**Given data**
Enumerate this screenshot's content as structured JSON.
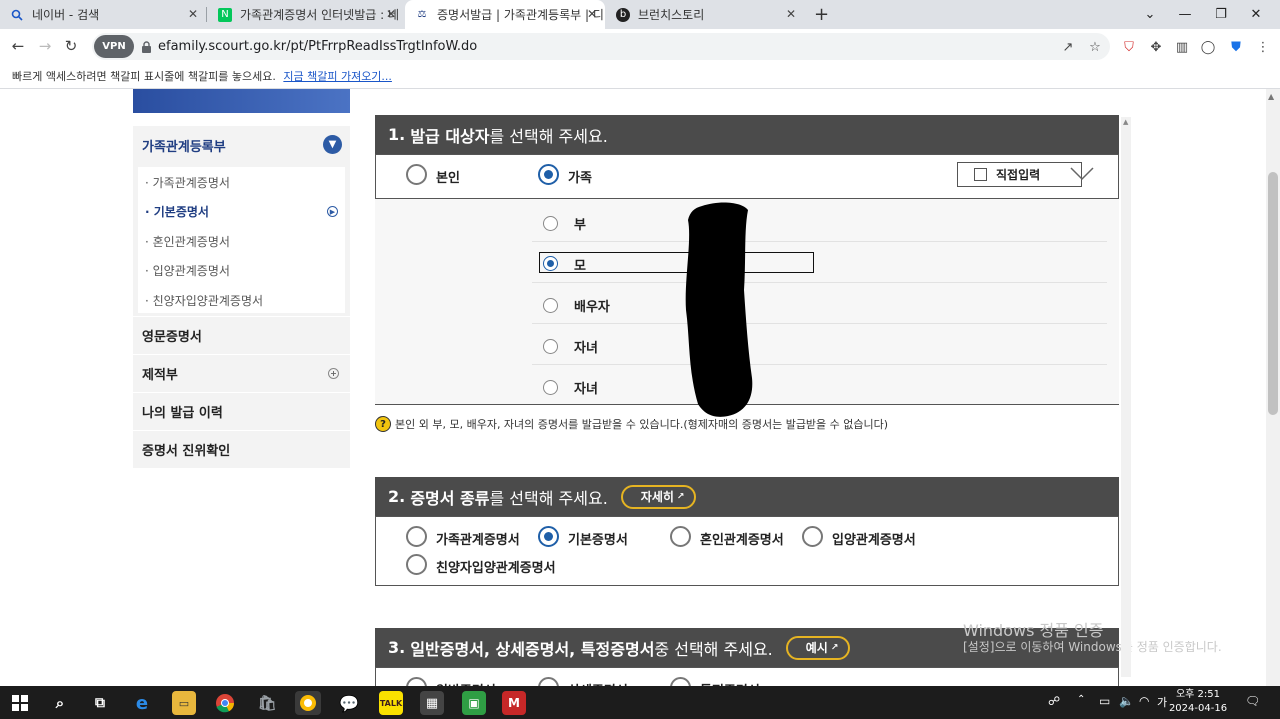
{
  "browser": {
    "tabs": [
      {
        "title": "네이버 - 검색",
        "icon": "search-icon"
      },
      {
        "title": "가족관계증명서 인터넷발급 : 네",
        "icon": "naver-icon"
      },
      {
        "title": "증명서발급 | 가족관계등록부 | 디",
        "icon": "court-icon"
      },
      {
        "title": "브런치스토리",
        "icon": "brunch-icon"
      }
    ],
    "url": "efamily.scourt.go.kr/pt/PtFrrpReadIssTrgtInfoW.do",
    "vpn_label": "VPN",
    "bookmark_hint": "빠르게 액세스하려면 책갈피 표시줄에 책갈피를 놓으세요.",
    "bookmark_link": "지금 책갈피 가져오기..."
  },
  "sidebar": {
    "section_title": "가족관계등록부",
    "sub_items": [
      {
        "label": "· 가족관계증명서",
        "selected": false
      },
      {
        "label": "· 기본증명서",
        "selected": true
      },
      {
        "label": "· 혼인관계증명서",
        "selected": false
      },
      {
        "label": "· 입양관계증명서",
        "selected": false
      },
      {
        "label": "· 친양자입양관계증명서",
        "selected": false
      }
    ],
    "menus": [
      {
        "label": "영문증명서",
        "has_plus": false
      },
      {
        "label": "제적부",
        "has_plus": true
      },
      {
        "label": "나의 발급 이력",
        "has_plus": false
      },
      {
        "label": "증명서 진위확인",
        "has_plus": false
      }
    ]
  },
  "section1": {
    "title_num": "1.",
    "title_bold": "발급 대상자",
    "title_rest": "를 선택해 주세요.",
    "options": [
      {
        "label": "본인",
        "checked": false
      },
      {
        "label": "가족",
        "checked": true
      }
    ],
    "direct_input_label": "직접입력",
    "family_options": [
      {
        "label": "부",
        "checked": false
      },
      {
        "label": "모",
        "checked": true
      },
      {
        "label": "배우자",
        "checked": false
      },
      {
        "label": "자녀",
        "checked": false
      },
      {
        "label": "자녀",
        "checked": false
      }
    ],
    "note": "본인 외 부, 모, 배우자, 자녀의 증명서를 발급받을 수 있습니다.(형제자매의 증명서는 발급받을 수 없습니다)"
  },
  "section2": {
    "title_num": "2.",
    "title_bold": "증명서 종류",
    "title_rest": "를 선택해 주세요.",
    "detail_button": "자세히",
    "options": [
      {
        "label": "가족관계증명서",
        "checked": false
      },
      {
        "label": "기본증명서",
        "checked": true
      },
      {
        "label": "혼인관계증명서",
        "checked": false
      },
      {
        "label": "입양관계증명서",
        "checked": false
      },
      {
        "label": "친양자입양관계증명서",
        "checked": false
      }
    ]
  },
  "section3": {
    "title_num": "3.",
    "title_bold": "일반증명서, 상세증명서, 특정증명서",
    "title_rest": " 중 선택해 주세요.",
    "example_button": "예시",
    "options": [
      {
        "label": "일반증명서"
      },
      {
        "label": "상세증명서"
      },
      {
        "label": "특정증명서"
      }
    ]
  },
  "watermark": {
    "line1": "Windows 정품 인증",
    "line2": "[설정]으로 이동하여 Windows를 정품 인증합니다."
  },
  "taskbar": {
    "time": "오후 2:51",
    "date": "2024-04-16"
  },
  "colors": {
    "section_bar": "#4b4b4b",
    "accent_blue": "#1f5fa8",
    "pill_border": "#e6b422"
  }
}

**Stated goal**
Restate the data above word for word. Skip every picture.

**Correct output**
Enumerate this screenshot's content as structured JSON.
{
  "browser": {
    "tabs": [
      {
        "title": "네이버 - 검색",
        "icon": "search-icon"
      },
      {
        "title": "가족관계증명서 인터넷발급 : 네",
        "icon": "naver-icon"
      },
      {
        "title": "증명서발급 | 가족관계등록부 | 디",
        "icon": "court-icon"
      },
      {
        "title": "브런치스토리",
        "icon": "brunch-icon"
      }
    ],
    "url": "efamily.scourt.go.kr/pt/PtFrrpReadIssTrgtInfoW.do",
    "vpn_label": "VPN",
    "bookmark_hint": "빠르게 액세스하려면 책갈피 표시줄에 책갈피를 놓으세요.",
    "bookmark_link": "지금 책갈피 가져오기..."
  },
  "sidebar": {
    "section_title": "가족관계등록부",
    "sub_items": [
      {
        "label": "· 가족관계증명서",
        "selected": false
      },
      {
        "label": "· 기본증명서",
        "selected": true
      },
      {
        "label": "· 혼인관계증명서",
        "selected": false
      },
      {
        "label": "· 입양관계증명서",
        "selected": false
      },
      {
        "label": "· 친양자입양관계증명서",
        "selected": false
      }
    ],
    "menus": [
      {
        "label": "영문증명서",
        "has_plus": false
      },
      {
        "label": "제적부",
        "has_plus": true
      },
      {
        "label": "나의 발급 이력",
        "has_plus": false
      },
      {
        "label": "증명서 진위확인",
        "has_plus": false
      }
    ]
  },
  "section1": {
    "title_num": "1.",
    "title_bold": "발급 대상자",
    "title_rest": "를 선택해 주세요.",
    "options": [
      {
        "label": "본인",
        "checked": false
      },
      {
        "label": "가족",
        "checked": true
      }
    ],
    "direct_input_label": "직접입력",
    "family_options": [
      {
        "label": "부",
        "checked": false
      },
      {
        "label": "모",
        "checked": true
      },
      {
        "label": "배우자",
        "checked": false
      },
      {
        "label": "자녀",
        "checked": false
      },
      {
        "label": "자녀",
        "checked": false
      }
    ],
    "note": "본인 외 부, 모, 배우자, 자녀의 증명서를 발급받을 수 있습니다.(형제자매의 증명서는 발급받을 수 없습니다)"
  },
  "section2": {
    "title_num": "2.",
    "title_bold": "증명서 종류",
    "title_rest": "를 선택해 주세요.",
    "detail_button": "자세히",
    "options": [
      {
        "label": "가족관계증명서",
        "checked": false
      },
      {
        "label": "기본증명서",
        "checked": true
      },
      {
        "label": "혼인관계증명서",
        "checked": false
      },
      {
        "label": "입양관계증명서",
        "checked": false
      },
      {
        "label": "친양자입양관계증명서",
        "checked": false
      }
    ]
  },
  "section3": {
    "title_num": "3.",
    "title_bold": "일반증명서, 상세증명서, 특정증명서",
    "title_rest": " 중 선택해 주세요.",
    "example_button": "예시",
    "options": [
      {
        "label": "일반증명서"
      },
      {
        "label": "상세증명서"
      },
      {
        "label": "특정증명서"
      }
    ]
  },
  "watermark": {
    "line1": "Windows 정품 인증",
    "line2": "[설정]으로 이동하여 Windows를 정품 인증합니다."
  },
  "taskbar": {
    "time": "오후 2:51",
    "date": "2024-04-16"
  },
  "colors": {
    "section_bar": "#4b4b4b",
    "accent_blue": "#1f5fa8",
    "pill_border": "#e6b422"
  }
}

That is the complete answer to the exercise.